### Goal
Restate the listing that follows word for word, without its pictures.
# Records supplied start
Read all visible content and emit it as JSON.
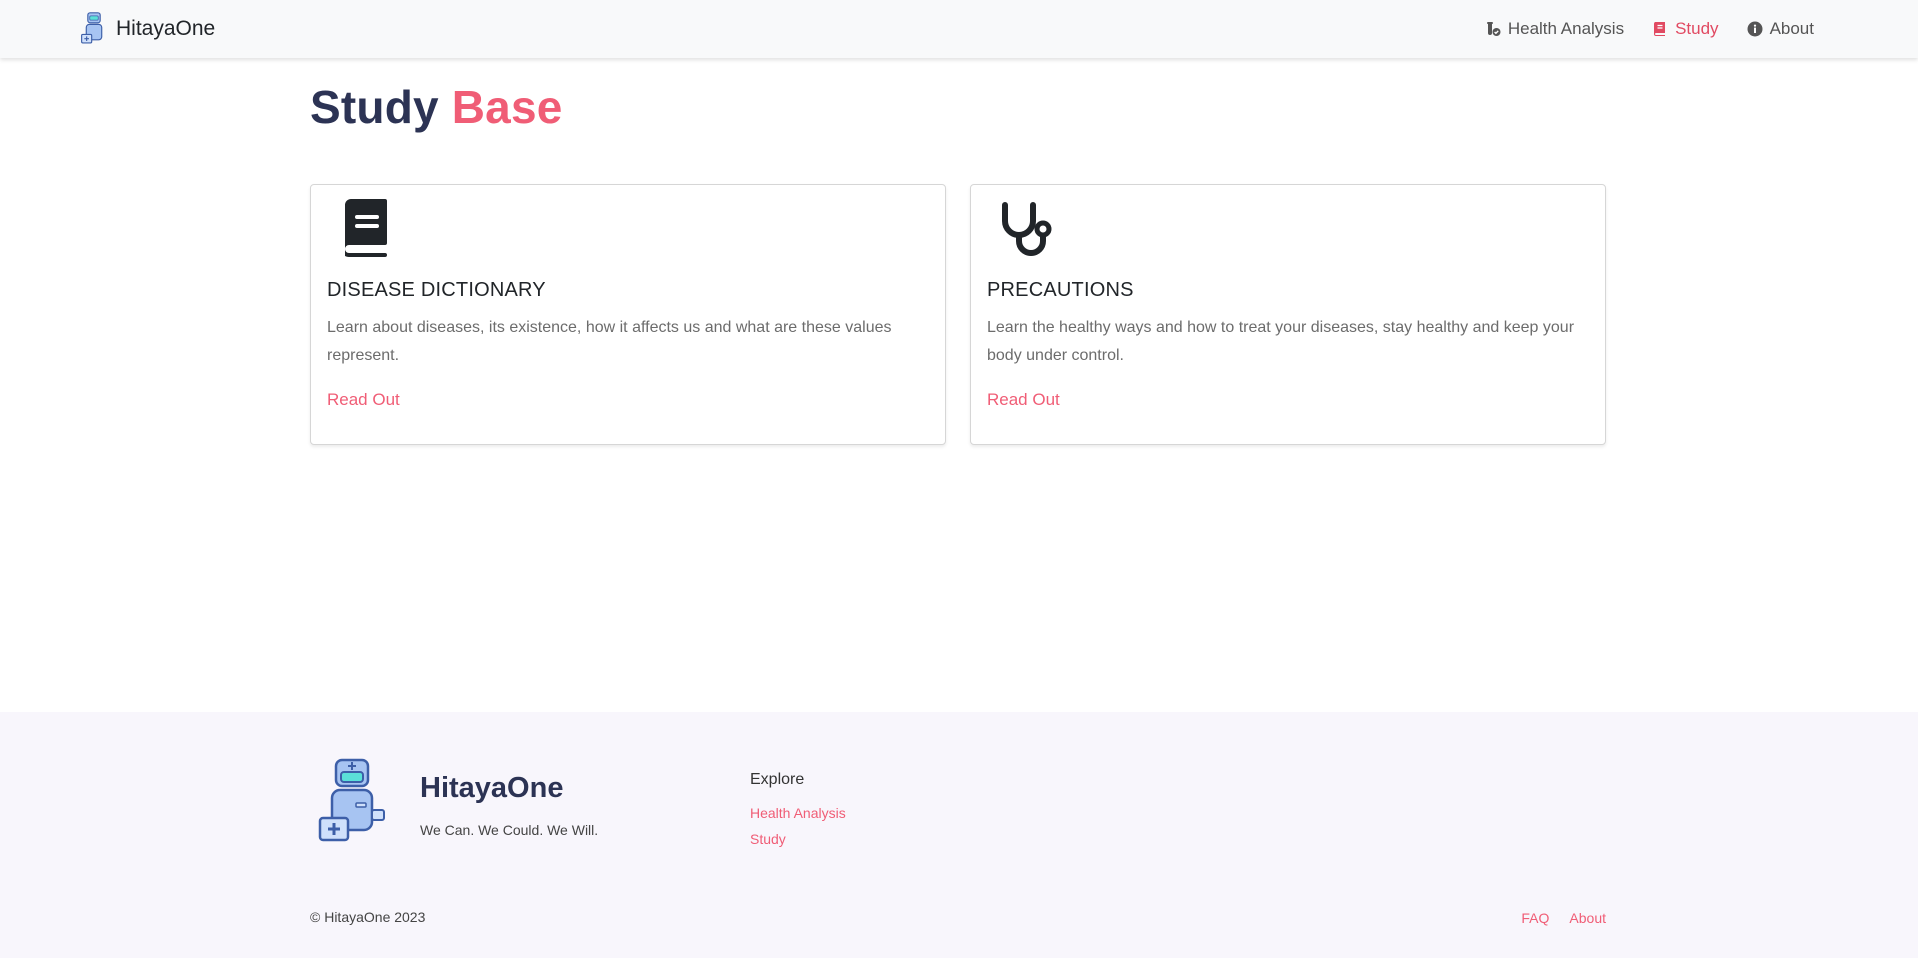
{
  "navbar": {
    "brand": "HitayaOne",
    "brand_logo_icon": "robot-doctor-icon",
    "items": [
      {
        "label": "Health Analysis",
        "icon": "vial-check-icon",
        "active": false
      },
      {
        "label": "Study",
        "icon": "book-icon",
        "active": true
      },
      {
        "label": "About",
        "icon": "info-circle-icon",
        "active": false
      }
    ]
  },
  "main": {
    "title_part1": "Study",
    "title_part2": "Base",
    "cards": [
      {
        "icon": "book-icon",
        "title": "DISEASE DICTIONARY",
        "text": "Learn about diseases, its existence, how it affects us and what are these values represent.",
        "link": "Read Out"
      },
      {
        "icon": "stethoscope-icon",
        "title": "PRECAUTIONS",
        "text": "Learn the healthy ways and how to treat your diseases, stay healthy and keep your body under control.",
        "link": "Read Out"
      }
    ]
  },
  "footer": {
    "brand": "HitayaOne",
    "tagline": "We Can. We Could. We Will.",
    "explore_heading": "Explore",
    "explore_links": [
      "Health Analysis",
      "Study"
    ],
    "copyright": "© HitayaOne 2023",
    "bottom_links": [
      "FAQ",
      "About"
    ]
  },
  "colors": {
    "accent": "#f05d76",
    "nav_active": "#e14a62",
    "title_dark": "#2c3354",
    "navbar_bg": "#f8f9fa",
    "footer_bg": "#f8f6fc"
  }
}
# Records supplied end
### Task solution
Read all visible content and emit it as JSON.
{
  "navbar": {
    "brand": "HitayaOne",
    "brand_logo_icon": "robot-doctor-icon",
    "items": [
      {
        "label": "Health Analysis",
        "icon": "vial-check-icon",
        "active": false
      },
      {
        "label": "Study",
        "icon": "book-icon",
        "active": true
      },
      {
        "label": "About",
        "icon": "info-circle-icon",
        "active": false
      }
    ]
  },
  "main": {
    "title_part1": "Study",
    "title_part2": "Base",
    "cards": [
      {
        "icon": "book-icon",
        "title": "DISEASE DICTIONARY",
        "text": "Learn about diseases, its existence, how it affects us and what are these values represent.",
        "link": "Read Out"
      },
      {
        "icon": "stethoscope-icon",
        "title": "PRECAUTIONS",
        "text": "Learn the healthy ways and how to treat your diseases, stay healthy and keep your body under control.",
        "link": "Read Out"
      }
    ]
  },
  "footer": {
    "brand": "HitayaOne",
    "tagline": "We Can. We Could. We Will.",
    "explore_heading": "Explore",
    "explore_links": [
      "Health Analysis",
      "Study"
    ],
    "copyright": "© HitayaOne 2023",
    "bottom_links": [
      "FAQ",
      "About"
    ]
  },
  "colors": {
    "accent": "#f05d76",
    "nav_active": "#e14a62",
    "title_dark": "#2c3354",
    "navbar_bg": "#f8f9fa",
    "footer_bg": "#f8f6fc"
  }
}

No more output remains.